## Set exercise
Repeat the material exactly, every line of it.

## Records

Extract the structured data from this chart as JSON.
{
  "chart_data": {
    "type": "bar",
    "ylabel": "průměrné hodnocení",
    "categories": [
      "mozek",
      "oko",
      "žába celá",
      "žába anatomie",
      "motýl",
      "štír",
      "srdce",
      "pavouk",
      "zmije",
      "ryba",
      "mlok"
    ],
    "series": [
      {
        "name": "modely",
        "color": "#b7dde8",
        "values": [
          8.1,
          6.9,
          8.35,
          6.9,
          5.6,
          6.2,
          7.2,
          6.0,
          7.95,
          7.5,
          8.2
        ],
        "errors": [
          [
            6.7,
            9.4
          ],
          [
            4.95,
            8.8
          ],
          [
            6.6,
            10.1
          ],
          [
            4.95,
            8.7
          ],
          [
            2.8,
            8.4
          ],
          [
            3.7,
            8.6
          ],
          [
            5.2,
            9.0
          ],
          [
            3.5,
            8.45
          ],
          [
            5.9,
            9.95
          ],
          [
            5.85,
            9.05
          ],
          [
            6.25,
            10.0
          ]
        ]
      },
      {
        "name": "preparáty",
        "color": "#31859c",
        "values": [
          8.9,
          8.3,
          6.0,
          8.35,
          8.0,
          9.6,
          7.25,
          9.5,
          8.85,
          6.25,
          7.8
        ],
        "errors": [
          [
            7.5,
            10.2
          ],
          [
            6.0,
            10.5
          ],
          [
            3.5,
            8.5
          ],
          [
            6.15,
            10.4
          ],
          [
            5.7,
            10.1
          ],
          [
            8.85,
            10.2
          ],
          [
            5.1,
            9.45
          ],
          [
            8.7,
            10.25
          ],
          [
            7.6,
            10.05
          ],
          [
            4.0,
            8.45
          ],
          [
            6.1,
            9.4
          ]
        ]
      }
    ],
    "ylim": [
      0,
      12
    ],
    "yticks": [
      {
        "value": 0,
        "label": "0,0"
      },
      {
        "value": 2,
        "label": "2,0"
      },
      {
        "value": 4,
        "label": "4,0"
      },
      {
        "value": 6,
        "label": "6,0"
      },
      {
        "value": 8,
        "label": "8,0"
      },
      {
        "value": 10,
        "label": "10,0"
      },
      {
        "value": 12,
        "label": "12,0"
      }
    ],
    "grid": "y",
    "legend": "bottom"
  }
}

## The answer
Extract the structured data from this chart as JSON.
{
  "chart_data": {
    "type": "bar",
    "ylabel": "průměrné hodnocení",
    "categories": [
      "mozek",
      "oko",
      "žába celá",
      "žába anatomie",
      "motýl",
      "štír",
      "srdce",
      "pavouk",
      "zmije",
      "ryba",
      "mlok"
    ],
    "series": [
      {
        "name": "modely",
        "color": "#b7dde8",
        "values": [
          8.1,
          6.9,
          8.35,
          6.9,
          5.6,
          6.2,
          7.2,
          6.0,
          7.95,
          7.5,
          8.2
        ],
        "errors": [
          [
            6.7,
            9.4
          ],
          [
            4.95,
            8.8
          ],
          [
            6.6,
            10.1
          ],
          [
            4.95,
            8.7
          ],
          [
            2.8,
            8.4
          ],
          [
            3.7,
            8.6
          ],
          [
            5.2,
            9.0
          ],
          [
            3.5,
            8.45
          ],
          [
            5.9,
            9.95
          ],
          [
            5.85,
            9.05
          ],
          [
            6.25,
            10.0
          ]
        ]
      },
      {
        "name": "preparáty",
        "color": "#31859c",
        "values": [
          8.9,
          8.3,
          6.0,
          8.35,
          8.0,
          9.6,
          7.25,
          9.5,
          8.85,
          6.25,
          7.8
        ],
        "errors": [
          [
            7.5,
            10.2
          ],
          [
            6.0,
            10.5
          ],
          [
            3.5,
            8.5
          ],
          [
            6.15,
            10.4
          ],
          [
            5.7,
            10.1
          ],
          [
            8.85,
            10.2
          ],
          [
            5.1,
            9.45
          ],
          [
            8.7,
            10.25
          ],
          [
            7.6,
            10.05
          ],
          [
            4.0,
            8.45
          ],
          [
            6.1,
            9.4
          ]
        ]
      }
    ],
    "ylim": [
      0,
      12
    ],
    "yticks": [
      {
        "value": 0,
        "label": "0,0"
      },
      {
        "value": 2,
        "label": "2,0"
      },
      {
        "value": 4,
        "label": "4,0"
      },
      {
        "value": 6,
        "label": "6,0"
      },
      {
        "value": 8,
        "label": "8,0"
      },
      {
        "value": 10,
        "label": "10,0"
      },
      {
        "value": 12,
        "label": "12,0"
      }
    ],
    "grid": "y",
    "legend": "bottom"
  }
}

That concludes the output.